**DOCUMENT SEGMENT:**

+ + +

Donald Trump is facing renewed criticism over his “Salute to America” for the Fourth of July, accused of “hijacking the celebration and twisting it into a taxpayer-funded, partisan political rally that’s more about promoting a Trumpian cult of personality” by Democratic congresswoman Betty McCollum.
The president has meanwhile been busy promoting his fireworks suppliers from his official account in an apparent abuse of power as Abrams tanks were spotted arriving in Washington, DC.
He has also hit out at the US Supreme Court on Twitter over its decision to block a controversial citizenship question being added to the 2020 census, calling on his Commerce and Justice departments to do “whatever is necessary” to get the amendment passed, adding: “USA! USA! USA!”
Monday was the deadline to start printing the 600 million documents that will be mailed to 130 million households for next April’s census count.
For months, the Trump administration had argued that the courts needed to decide quickly whether the citizenship question could be added to the 2020 census because of the looming deadline.

+ + +

**RECORDS SUPPLIED:**
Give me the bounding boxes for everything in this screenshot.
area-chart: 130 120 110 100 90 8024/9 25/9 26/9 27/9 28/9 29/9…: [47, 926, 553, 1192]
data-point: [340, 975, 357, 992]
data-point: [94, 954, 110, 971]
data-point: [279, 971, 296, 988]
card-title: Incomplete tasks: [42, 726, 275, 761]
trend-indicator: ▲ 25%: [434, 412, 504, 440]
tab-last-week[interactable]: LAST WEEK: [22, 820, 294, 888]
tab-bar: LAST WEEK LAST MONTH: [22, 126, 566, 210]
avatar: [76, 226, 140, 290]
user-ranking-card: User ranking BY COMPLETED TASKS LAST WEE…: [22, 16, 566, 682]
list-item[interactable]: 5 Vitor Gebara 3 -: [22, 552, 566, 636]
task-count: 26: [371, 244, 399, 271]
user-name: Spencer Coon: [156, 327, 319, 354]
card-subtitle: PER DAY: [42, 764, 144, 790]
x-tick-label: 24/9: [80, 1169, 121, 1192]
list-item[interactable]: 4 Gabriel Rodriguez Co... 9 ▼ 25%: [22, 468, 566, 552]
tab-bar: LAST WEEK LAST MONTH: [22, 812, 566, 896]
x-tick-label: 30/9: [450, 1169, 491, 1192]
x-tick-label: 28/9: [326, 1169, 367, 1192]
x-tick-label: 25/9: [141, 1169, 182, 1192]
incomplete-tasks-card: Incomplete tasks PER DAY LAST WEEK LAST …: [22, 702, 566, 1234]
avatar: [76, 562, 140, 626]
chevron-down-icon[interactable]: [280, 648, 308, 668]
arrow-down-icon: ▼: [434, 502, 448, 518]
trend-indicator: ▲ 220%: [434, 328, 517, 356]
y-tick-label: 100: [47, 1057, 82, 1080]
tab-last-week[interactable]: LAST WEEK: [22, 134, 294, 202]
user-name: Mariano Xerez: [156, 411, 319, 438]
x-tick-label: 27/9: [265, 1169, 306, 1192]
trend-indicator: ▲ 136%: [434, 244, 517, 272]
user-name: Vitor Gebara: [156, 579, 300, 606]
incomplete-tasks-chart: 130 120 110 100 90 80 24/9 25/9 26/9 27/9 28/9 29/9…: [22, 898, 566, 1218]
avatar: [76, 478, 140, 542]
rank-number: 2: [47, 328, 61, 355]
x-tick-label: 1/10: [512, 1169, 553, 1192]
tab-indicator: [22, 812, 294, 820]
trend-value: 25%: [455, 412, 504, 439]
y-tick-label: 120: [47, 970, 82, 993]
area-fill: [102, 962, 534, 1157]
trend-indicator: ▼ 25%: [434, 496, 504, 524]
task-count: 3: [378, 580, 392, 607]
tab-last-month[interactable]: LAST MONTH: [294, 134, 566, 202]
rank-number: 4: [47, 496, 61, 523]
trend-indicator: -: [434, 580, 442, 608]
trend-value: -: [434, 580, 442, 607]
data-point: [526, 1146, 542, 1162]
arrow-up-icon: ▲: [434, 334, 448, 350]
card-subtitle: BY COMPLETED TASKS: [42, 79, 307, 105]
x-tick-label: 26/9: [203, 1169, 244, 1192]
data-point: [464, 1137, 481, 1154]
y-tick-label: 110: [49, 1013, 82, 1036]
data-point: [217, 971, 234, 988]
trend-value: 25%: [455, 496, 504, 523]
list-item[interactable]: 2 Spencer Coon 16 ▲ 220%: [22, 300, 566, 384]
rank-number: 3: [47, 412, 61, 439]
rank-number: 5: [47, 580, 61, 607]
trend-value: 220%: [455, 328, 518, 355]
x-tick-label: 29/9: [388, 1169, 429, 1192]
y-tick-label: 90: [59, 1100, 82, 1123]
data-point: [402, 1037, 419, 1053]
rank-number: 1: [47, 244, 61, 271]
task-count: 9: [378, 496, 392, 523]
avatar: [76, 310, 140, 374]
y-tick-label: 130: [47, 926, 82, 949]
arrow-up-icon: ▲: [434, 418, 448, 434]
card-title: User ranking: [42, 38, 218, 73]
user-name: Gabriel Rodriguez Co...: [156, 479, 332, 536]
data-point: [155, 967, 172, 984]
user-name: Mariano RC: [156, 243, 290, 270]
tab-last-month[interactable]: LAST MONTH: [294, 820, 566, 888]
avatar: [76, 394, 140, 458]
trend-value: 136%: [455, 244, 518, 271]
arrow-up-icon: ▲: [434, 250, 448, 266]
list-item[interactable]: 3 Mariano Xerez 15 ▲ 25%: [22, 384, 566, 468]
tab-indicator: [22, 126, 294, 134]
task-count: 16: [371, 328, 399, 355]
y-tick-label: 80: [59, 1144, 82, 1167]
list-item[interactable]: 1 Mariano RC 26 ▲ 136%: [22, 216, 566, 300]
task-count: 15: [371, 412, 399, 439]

+ + +

**TASK LIST:**
A) In the news report on Trump, reproduce the part that opens with the words containing "Donald Trump is" and closes with "in Washington, DC.", replacing "fireworks suppliers" with "fireworks vendors".
B) List every phrase that the news report on Trump sets in quotation marks.
C) Write the next part of the news report on Trump's Fourth of July event and the census citizenship question, picking up after its final sentence.

**ANSWER LIST:**
A)
Donald Trump is facing renewed criticism over his “Salute to America” for the Fourth of July, accused of “hijacking the celebration and twisting it into a taxpayer-funded, partisan political rally that’s more about promoting a Trumpian cult of personality” by Democratic congresswoman Betty McCollum.
The president has meanwhile been busy promoting his fireworks vendors from his official account in an apparent abuse of power as Abrams tanks were spotted arriving in Washington, DC.

B)
- "Salute to America"
- "hijacking the celebration and twisting it into a taxpayer-funded, partisan political rally that's more about promoting a Trumpian cult of personality"
- "whatever is necessary"
- "USA! USA! USA!"

C)
“I think it’s very important to find out if somebody is a citizen as opposed to an illegal,” Mr Trump told reporters Monday.
“There’s a big difference to me between being a citizen of the United States and being an illegal," he added.
The US Supreme Court ruled last week that the question couldn’t be added for now.
Mr Trump tweeted that he had asked lawyers if the count can be delayed until the court can reevaluate the matter.
Also on social media, Alexandria Ocasio-Cortez has entered a war of words with White House counsellor Kellyanne Conway after the latter accused her of lying about the condition of migrant detention centres in Texas.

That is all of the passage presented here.